Extract every line of the items below verbatim, leaving out the pictures.

• • • •

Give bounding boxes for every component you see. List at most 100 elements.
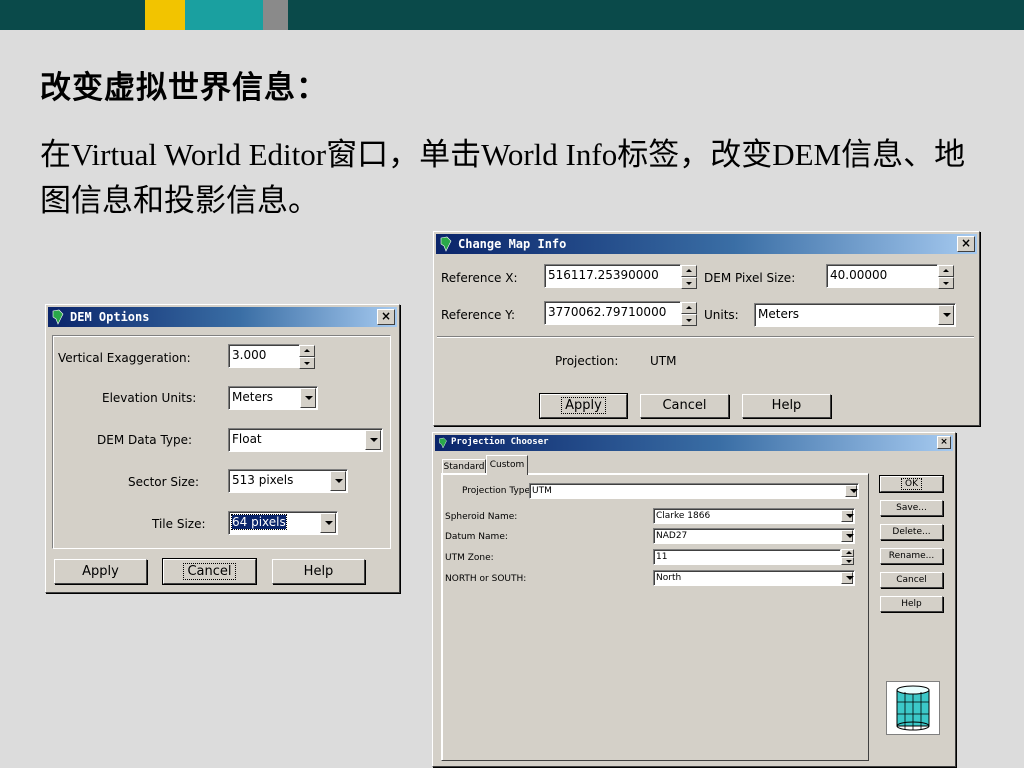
spin-down-arrow-icon[interactable]	[938, 277, 954, 289]
reference-x-input[interactable]: 516117.25390000	[544, 264, 681, 288]
dem-data-type-select[interactable]: Float	[228, 428, 383, 452]
tab-standard[interactable]: Standard	[442, 459, 486, 474]
projection-chooser-title-bar[interactable]: Projection Chooser ×	[435, 435, 953, 451]
projection-delete-button[interactable]: Delete...	[880, 524, 943, 540]
projection-save-button[interactable]: Save...	[880, 500, 943, 516]
change-map-info-title: Change Map Info	[458, 237, 567, 251]
spin-up-arrow-icon[interactable]	[299, 345, 315, 357]
projection-ok-label: OK	[901, 478, 922, 490]
chevron-down-icon[interactable]	[300, 388, 316, 408]
datum-name-value: NAD27	[656, 531, 688, 541]
projection-type-label: Projection Type :	[462, 486, 536, 496]
change-map-info-title-bar[interactable]: Change Map Info ×	[436, 234, 977, 254]
spin-down-arrow-icon[interactable]	[299, 357, 315, 369]
top-bar-block-dark	[0, 0, 145, 30]
chevron-down-icon[interactable]	[320, 513, 336, 533]
dem-options-title: DEM Options	[70, 310, 150, 324]
projection-type-select[interactable]: UTM	[529, 483, 859, 499]
tab-custom[interactable]: Custom	[486, 455, 528, 475]
map-cancel-button[interactable]: Cancel	[640, 394, 729, 418]
utm-zone-spinner[interactable]	[841, 549, 854, 565]
elevation-units-value: Meters	[232, 390, 274, 404]
units-select[interactable]: Meters	[754, 303, 956, 327]
projection-type-value: UTM	[532, 486, 552, 496]
projection-help-label: Help	[901, 599, 922, 609]
change-map-info-dialog: Change Map Info × Reference X: 516117.25…	[433, 231, 980, 426]
dem-pixel-size-spinner[interactable]	[938, 265, 954, 289]
sector-size-label: Sector Size:	[128, 475, 200, 489]
datum-name-label: Datum Name:	[445, 532, 508, 542]
map-apply-label: Apply	[561, 397, 606, 414]
reference-y-spinner[interactable]	[681, 302, 697, 326]
datum-name-select[interactable]: NAD27	[653, 528, 855, 544]
top-bar-block-teal	[185, 0, 263, 30]
spin-down-arrow-icon[interactable]	[681, 314, 697, 326]
vertical-exaggeration-label: Vertical Exaggeration:	[58, 351, 191, 365]
chevron-down-icon[interactable]	[841, 510, 854, 522]
projection-value: UTM	[650, 354, 677, 368]
dem-data-type-value: Float	[232, 432, 262, 446]
spin-up-arrow-icon[interactable]	[681, 302, 697, 314]
cylinder-projection-icon	[886, 681, 940, 735]
reference-y-input[interactable]: 3770062.79710000	[544, 301, 681, 325]
projection-rename-button[interactable]: Rename...	[880, 548, 943, 564]
projection-cancel-button[interactable]: Cancel	[880, 572, 943, 588]
reference-x-spinner[interactable]	[681, 265, 697, 289]
chevron-down-icon[interactable]	[845, 485, 858, 497]
change-map-info-close-button[interactable]: ×	[957, 236, 975, 252]
projection-help-button[interactable]: Help	[880, 596, 943, 612]
chevron-down-icon[interactable]	[365, 430, 381, 450]
projection-rename-label: Rename...	[888, 551, 935, 561]
projection-cancel-label: Cancel	[896, 575, 927, 585]
chevron-down-icon[interactable]	[841, 530, 854, 542]
projection-label: Projection:	[555, 354, 619, 368]
slide-body: 在Virtual World Editor窗口，单击World Info标签，改…	[40, 137, 966, 218]
sector-size-value: 513 pixels	[232, 473, 294, 487]
dem-apply-button[interactable]: Apply	[54, 559, 147, 584]
dem-help-button[interactable]: Help	[272, 559, 365, 584]
tile-size-select[interactable]: 64 pixels	[228, 511, 338, 535]
spheroid-name-label: Spheroid Name:	[445, 512, 518, 522]
top-bar-block-gray	[263, 0, 288, 30]
vertical-exaggeration-input[interactable]: 3.000	[228, 344, 300, 368]
dem-cancel-button[interactable]: Cancel	[162, 558, 257, 585]
reference-x-label: Reference X:	[441, 271, 518, 285]
spin-up-arrow-icon[interactable]	[681, 265, 697, 277]
top-bar-block-yellow	[145, 0, 185, 30]
map-help-label: Help	[771, 398, 802, 413]
dem-apply-label: Apply	[82, 564, 119, 579]
utm-zone-label: UTM Zone:	[445, 553, 494, 563]
map-cancel-label: Cancel	[662, 398, 707, 413]
spin-down-arrow-icon[interactable]	[681, 277, 697, 289]
projection-ok-button[interactable]: OK	[879, 475, 944, 493]
map-help-button[interactable]: Help	[742, 394, 831, 418]
projection-chooser-close-button[interactable]: ×	[937, 436, 951, 449]
chevron-down-icon[interactable]	[330, 471, 346, 491]
spin-up-arrow-icon[interactable]	[938, 265, 954, 277]
projection-chooser-dialog: Projection Chooser × Standard Custom Pro…	[432, 432, 956, 767]
divider	[437, 336, 974, 338]
units-label: Units:	[704, 308, 739, 322]
dem-options-close-button[interactable]: ×	[377, 309, 395, 325]
dem-pixel-size-input[interactable]: 40.00000	[826, 264, 938, 288]
vertical-exaggeration-spinner[interactable]	[299, 345, 315, 369]
projection-save-label: Save...	[896, 503, 927, 513]
chevron-down-icon[interactable]	[841, 572, 854, 584]
north-or-south-select[interactable]: North	[653, 570, 855, 586]
dem-data-type-label: DEM Data Type:	[97, 433, 193, 447]
spin-up-arrow-icon[interactable]	[841, 549, 854, 557]
globe-app-icon	[439, 437, 447, 449]
spin-down-arrow-icon[interactable]	[841, 557, 854, 565]
spheroid-name-select[interactable]: Clarke 1866	[653, 508, 855, 524]
dem-options-dialog: DEM Options × Vertical Exaggeration: 3.0…	[45, 304, 400, 593]
dem-options-title-bar[interactable]: DEM Options ×	[48, 307, 397, 327]
elevation-units-select[interactable]: Meters	[228, 386, 318, 410]
slide-top-bar	[0, 0, 1024, 30]
map-apply-button[interactable]: Apply	[539, 393, 628, 419]
north-or-south-label: NORTH or SOUTH:	[445, 574, 527, 584]
sector-size-select[interactable]: 513 pixels	[228, 469, 348, 493]
north-or-south-value: North	[656, 573, 682, 583]
utm-zone-input[interactable]: 11	[653, 549, 841, 565]
dem-pixel-size-label: DEM Pixel Size:	[704, 271, 796, 285]
chevron-down-icon[interactable]	[938, 305, 954, 325]
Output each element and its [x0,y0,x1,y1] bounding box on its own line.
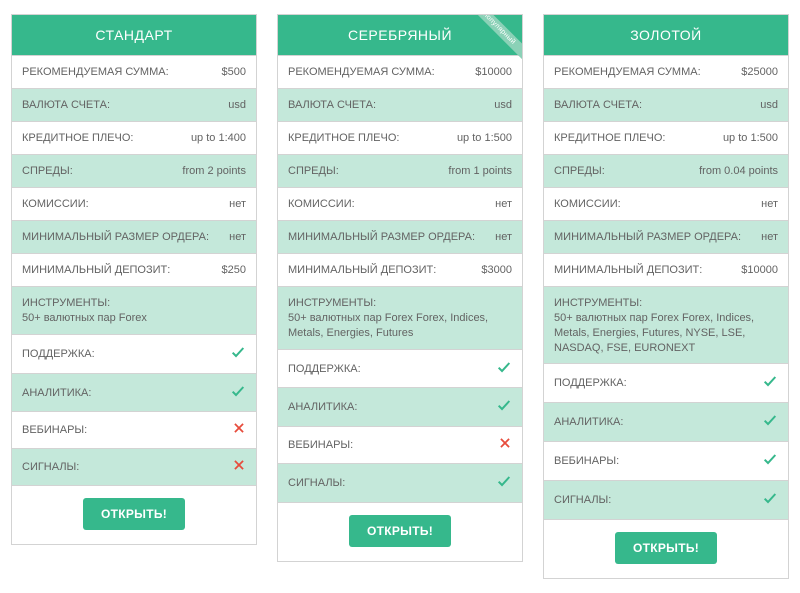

• • • •

### RESPONSE FOR THIS EXERCISE
Give bounding boxes for every component you see. List at most 100 elements.
spin-down-arrow-icon[interactable]	[938, 277, 954, 289]
reference-x-input[interactable]: 516117.25390000	[544, 264, 681, 288]
dem-data-type-select[interactable]: Float	[228, 428, 383, 452]
tab-standard[interactable]: Standard	[442, 459, 486, 474]
projection-chooser-title-bar[interactable]: Projection Chooser ×	[435, 435, 953, 451]
projection-delete-button[interactable]: Delete...	[880, 524, 943, 540]
projection-save-button[interactable]: Save...	[880, 500, 943, 516]
change-map-info-title: Change Map Info	[458, 237, 567, 251]
spin-up-arrow-icon[interactable]	[299, 345, 315, 357]
projection-ok-label: OK	[901, 478, 922, 490]
chevron-down-icon[interactable]	[300, 388, 316, 408]
datum-name-value: NAD27	[656, 531, 688, 541]
projection-type-label: Projection Type :	[462, 486, 536, 496]
change-map-info-title-bar[interactable]: Change Map Info ×	[436, 234, 977, 254]
spin-down-arrow-icon[interactable]	[299, 357, 315, 369]
top-bar-block-dark	[0, 0, 145, 30]
chevron-down-icon[interactable]	[320, 513, 336, 533]
dem-options-title: DEM Options	[70, 310, 150, 324]
projection-type-select[interactable]: UTM	[529, 483, 859, 499]
tab-custom[interactable]: Custom	[486, 455, 528, 475]
map-cancel-button[interactable]: Cancel	[640, 394, 729, 418]
utm-zone-spinner[interactable]	[841, 549, 854, 565]
elevation-units-value: Meters	[232, 390, 274, 404]
units-select[interactable]: Meters	[754, 303, 956, 327]
projection-type-value: UTM	[532, 486, 552, 496]
projection-help-label: Help	[901, 599, 922, 609]
change-map-info-dialog: Change Map Info × Reference X: 516117.25…	[433, 231, 980, 426]
dem-pixel-size-spinner[interactable]	[938, 265, 954, 289]
sector-size-label: Sector Size:	[128, 475, 200, 489]
datum-name-label: Datum Name:	[445, 532, 508, 542]
map-apply-label: Apply	[561, 397, 606, 414]
reference-y-spinner[interactable]	[681, 302, 697, 326]
datum-name-select[interactable]: NAD27	[653, 528, 855, 544]
top-bar-block-teal	[185, 0, 263, 30]
spin-down-arrow-icon[interactable]	[681, 314, 697, 326]
vertical-exaggeration-label: Vertical Exaggeration:	[58, 351, 191, 365]
chevron-down-icon[interactable]	[841, 510, 854, 522]
projection-value: UTM	[650, 354, 677, 368]
dem-data-type-value: Float	[232, 432, 262, 446]
spin-up-arrow-icon[interactable]	[681, 302, 697, 314]
cylinder-projection-icon	[886, 681, 940, 735]
reference-y-input[interactable]: 3770062.79710000	[544, 301, 681, 325]
projection-rename-button[interactable]: Rename...	[880, 548, 943, 564]
projection-cancel-button[interactable]: Cancel	[880, 572, 943, 588]
reference-x-spinner[interactable]	[681, 265, 697, 289]
chevron-down-icon[interactable]	[845, 485, 858, 497]
change-map-info-close-button[interactable]: ×	[957, 236, 975, 252]
projection-help-button[interactable]: Help	[880, 596, 943, 612]
chevron-down-icon[interactable]	[365, 430, 381, 450]
projection-rename-label: Rename...	[888, 551, 935, 561]
projection-cancel-label: Cancel	[896, 575, 927, 585]
chevron-down-icon[interactable]	[841, 530, 854, 542]
projection-label: Projection:	[555, 354, 619, 368]
slide-body: 在Virtual World Editor窗口，单击World Info标签，改…	[40, 137, 966, 218]
sector-size-value: 513 pixels	[232, 473, 294, 487]
dem-apply-button[interactable]: Apply	[54, 559, 147, 584]
dem-help-button[interactable]: Help	[272, 559, 365, 584]
tile-size-select[interactable]: 64 pixels	[228, 511, 338, 535]
spheroid-name-label: Spheroid Name:	[445, 512, 518, 522]
top-bar-block-gray	[263, 0, 288, 30]
vertical-exaggeration-input[interactable]: 3.000	[228, 344, 300, 368]
dem-cancel-button[interactable]: Cancel	[162, 558, 257, 585]
reference-x-label: Reference X:	[441, 271, 518, 285]
spin-up-arrow-icon[interactable]	[681, 265, 697, 277]
top-bar-block-yellow	[145, 0, 185, 30]
map-help-label: Help	[771, 398, 802, 413]
dem-apply-label: Apply	[82, 564, 119, 579]
utm-zone-label: UTM Zone:	[445, 553, 494, 563]
map-cancel-label: Cancel	[662, 398, 707, 413]
spin-down-arrow-icon[interactable]	[681, 277, 697, 289]
projection-ok-button[interactable]: OK	[879, 475, 944, 493]
map-help-button[interactable]: Help	[742, 394, 831, 418]
projection-chooser-close-button[interactable]: ×	[937, 436, 951, 449]
chevron-down-icon[interactable]	[330, 471, 346, 491]
spin-up-arrow-icon[interactable]	[938, 265, 954, 277]
projection-chooser-dialog: Projection Chooser × Standard Custom Pro…	[432, 432, 956, 767]
divider	[437, 336, 974, 338]
units-label: Units:	[704, 308, 739, 322]
dem-options-close-button[interactable]: ×	[377, 309, 395, 325]
dem-pixel-size-input[interactable]: 40.00000	[826, 264, 938, 288]
vertical-exaggeration-spinner[interactable]	[299, 345, 315, 369]
projection-save-label: Save...	[896, 503, 927, 513]
chevron-down-icon[interactable]	[841, 572, 854, 584]
north-or-south-select[interactable]: North	[653, 570, 855, 586]
dem-data-type-label: DEM Data Type:	[97, 433, 193, 447]
spin-up-arrow-icon[interactable]	[841, 549, 854, 557]
globe-app-icon	[439, 437, 447, 449]
spin-down-arrow-icon[interactable]	[841, 557, 854, 565]
spheroid-name-select[interactable]: Clarke 1866	[653, 508, 855, 524]
dem-options-dialog: DEM Options × Vertical Exaggeration: 3.0…	[45, 304, 400, 593]
dem-options-title-bar[interactable]: DEM Options ×	[48, 307, 397, 327]
elevation-units-select[interactable]: Meters	[228, 386, 318, 410]
slide-top-bar	[0, 0, 1024, 30]
map-apply-button[interactable]: Apply	[539, 393, 628, 419]
north-or-south-label: NORTH or SOUTH:	[445, 574, 527, 584]
sector-size-select[interactable]: 513 pixels	[228, 469, 348, 493]
north-or-south-value: North	[656, 573, 682, 583]
utm-zone-input[interactable]: 11	[653, 549, 841, 565]
dem-pixel-size-label: DEM Pixel Size:	[704, 271, 796, 285]
chevron-down-icon[interactable]	[938, 305, 954, 325]
Output each element and its [x0,y0,x1,y1] bounding box on its own line.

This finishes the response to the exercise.